* _What is required_
All the records that follow need to be reproduced exactly. Omit the images.

* _Extracted information_
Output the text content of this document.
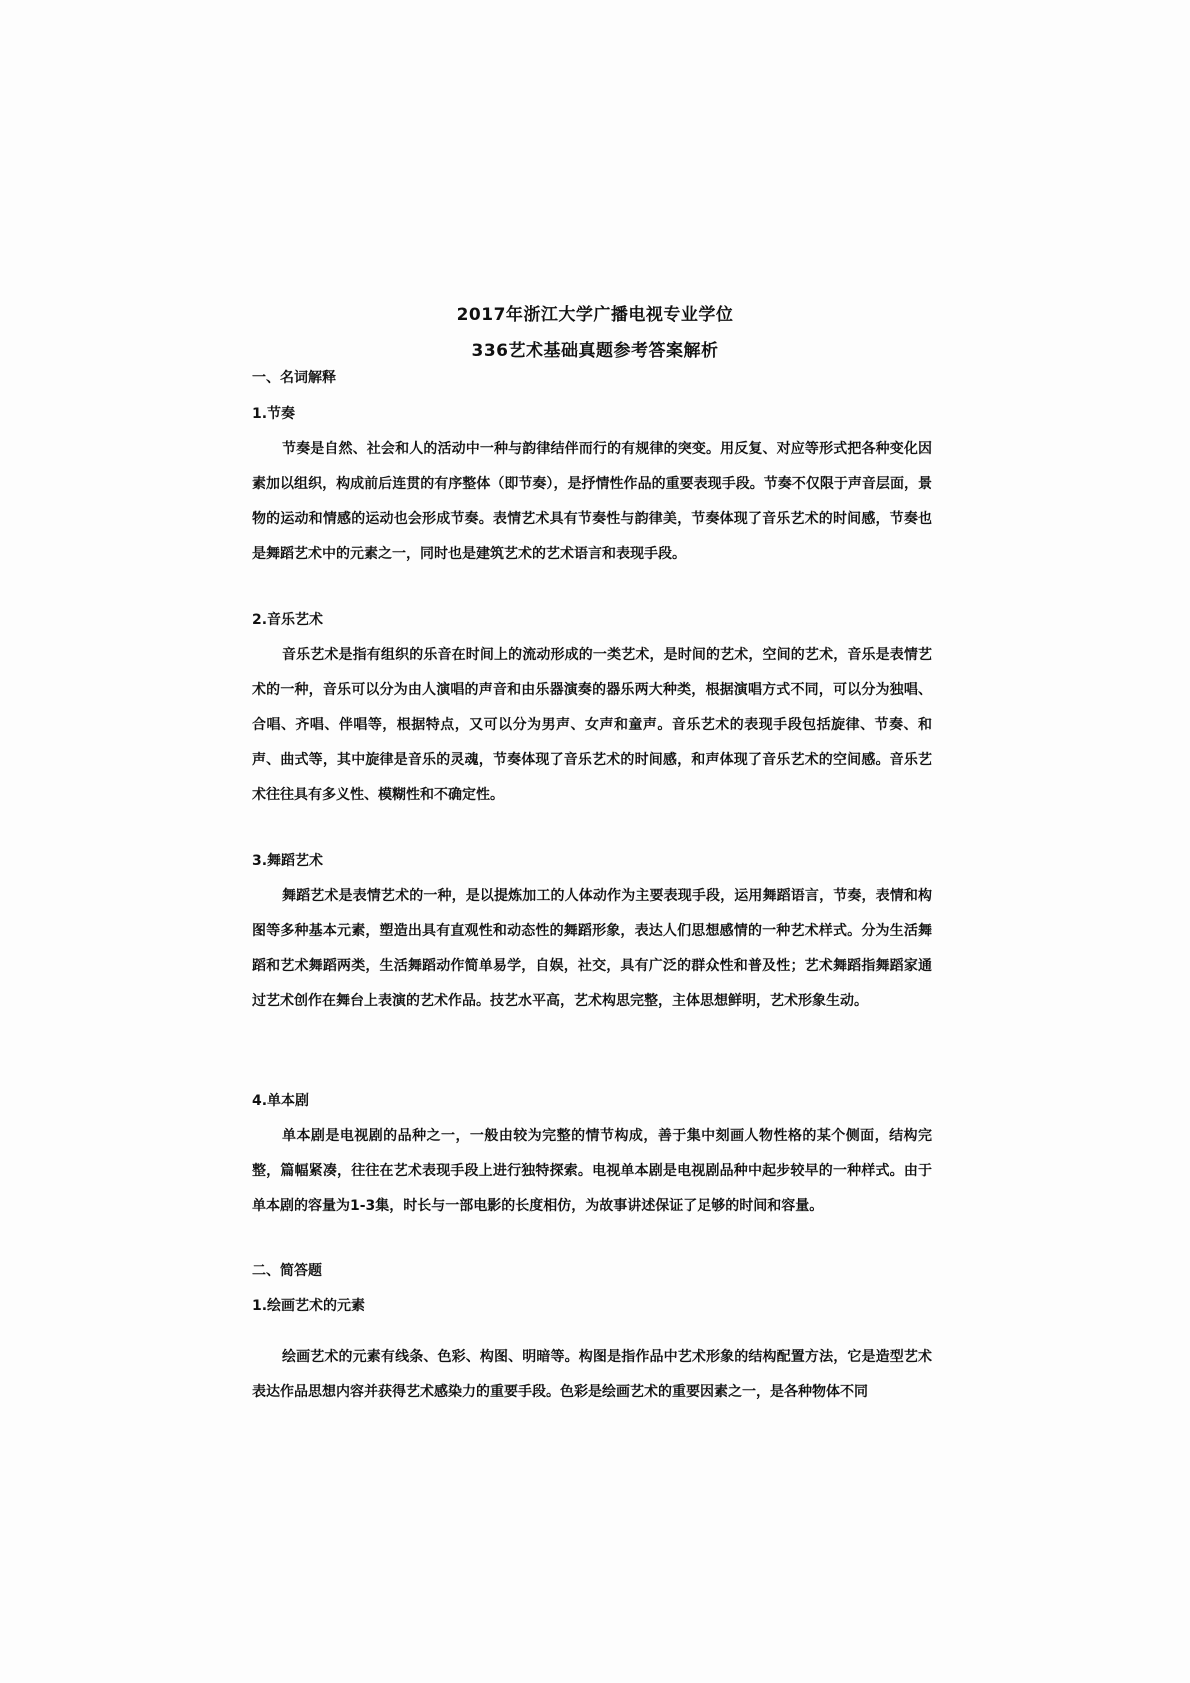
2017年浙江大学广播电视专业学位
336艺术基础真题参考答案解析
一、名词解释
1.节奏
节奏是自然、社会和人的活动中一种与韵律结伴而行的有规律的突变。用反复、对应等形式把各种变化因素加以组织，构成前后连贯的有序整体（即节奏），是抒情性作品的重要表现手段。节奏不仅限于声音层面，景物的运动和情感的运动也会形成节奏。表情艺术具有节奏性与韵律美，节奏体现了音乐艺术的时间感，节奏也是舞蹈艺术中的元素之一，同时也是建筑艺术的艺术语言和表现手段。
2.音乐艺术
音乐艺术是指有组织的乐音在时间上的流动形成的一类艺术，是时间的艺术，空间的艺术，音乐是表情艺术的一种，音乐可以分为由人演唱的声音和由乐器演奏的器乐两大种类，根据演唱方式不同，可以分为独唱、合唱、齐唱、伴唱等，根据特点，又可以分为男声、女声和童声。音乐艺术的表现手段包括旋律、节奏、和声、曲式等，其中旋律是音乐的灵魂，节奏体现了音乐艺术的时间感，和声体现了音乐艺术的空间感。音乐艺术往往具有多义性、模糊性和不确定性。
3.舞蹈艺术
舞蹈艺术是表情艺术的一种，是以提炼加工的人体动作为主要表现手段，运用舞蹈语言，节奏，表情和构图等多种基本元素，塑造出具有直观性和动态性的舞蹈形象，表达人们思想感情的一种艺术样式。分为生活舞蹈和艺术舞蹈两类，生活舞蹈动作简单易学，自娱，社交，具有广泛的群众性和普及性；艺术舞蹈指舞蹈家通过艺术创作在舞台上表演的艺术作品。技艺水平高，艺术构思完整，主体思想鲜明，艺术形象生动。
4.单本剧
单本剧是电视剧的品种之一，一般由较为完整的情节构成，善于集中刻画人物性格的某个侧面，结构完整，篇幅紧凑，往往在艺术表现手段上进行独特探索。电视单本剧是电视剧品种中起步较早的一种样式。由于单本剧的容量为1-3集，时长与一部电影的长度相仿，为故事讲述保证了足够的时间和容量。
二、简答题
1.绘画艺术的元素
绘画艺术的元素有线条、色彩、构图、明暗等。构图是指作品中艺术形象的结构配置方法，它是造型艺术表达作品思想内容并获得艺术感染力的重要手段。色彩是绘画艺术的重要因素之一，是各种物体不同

* _Response below_
Output the text content of this document.
2017年浙江大学广播电视专业学位
336艺术基础真题参考答案解析
一、名词解释
1.节奏
节奏是自然、社会和人的活动中一种与韵律结伴而行的有规律的突变。用反复、对应等形式把各种变化因素加以组织，构成前后连贯的有序整体（即节奏），是抒情性作品的重要表现手段。节奏不仅限于声音层面，景物的运动和情感的运动也会形成节奏。表情艺术具有节奏性与韵律美，节奏体现了音乐艺术的时间感，节奏也是舞蹈艺术中的元素之一，同时也是建筑艺术的艺术语言和表现手段。
2.音乐艺术
音乐艺术是指有组织的乐音在时间上的流动形成的一类艺术，是时间的艺术，空间的艺术，音乐是表情艺术的一种，音乐可以分为由人演唱的声音和由乐器演奏的器乐两大种类，根据演唱方式不同，可以分为独唱、合唱、齐唱、伴唱等，根据特点，又可以分为男声、女声和童声。音乐艺术的表现手段包括旋律、节奏、和声、曲式等，其中旋律是音乐的灵魂，节奏体现了音乐艺术的时间感，和声体现了音乐艺术的空间感。音乐艺术往往具有多义性、模糊性和不确定性。
3.舞蹈艺术
舞蹈艺术是表情艺术的一种，是以提炼加工的人体动作为主要表现手段，运用舞蹈语言，节奏，表情和构图等多种基本元素，塑造出具有直观性和动态性的舞蹈形象，表达人们思想感情的一种艺术样式。分为生活舞蹈和艺术舞蹈两类，生活舞蹈动作简单易学，自娱，社交，具有广泛的群众性和普及性；艺术舞蹈指舞蹈家通过艺术创作在舞台上表演的艺术作品。技艺水平高，艺术构思完整，主体思想鲜明，艺术形象生动。
4.单本剧
单本剧是电视剧的品种之一，一般由较为完整的情节构成，善于集中刻画人物性格的某个侧面，结构完整，篇幅紧凑，往往在艺术表现手段上进行独特探索。电视单本剧是电视剧品种中起步较早的一种样式。由于单本剧的容量为1-3集，时长与一部电影的长度相仿，为故事讲述保证了足够的时间和容量。
二、简答题
1.绘画艺术的元素
绘画艺术的元素有线条、色彩、构图、明暗等。构图是指作品中艺术形象的结构配置方法，它是造型艺术表达作品思想内容并获得艺术感染力的重要手段。色彩是绘画艺术的重要因素之一，是各种物体不同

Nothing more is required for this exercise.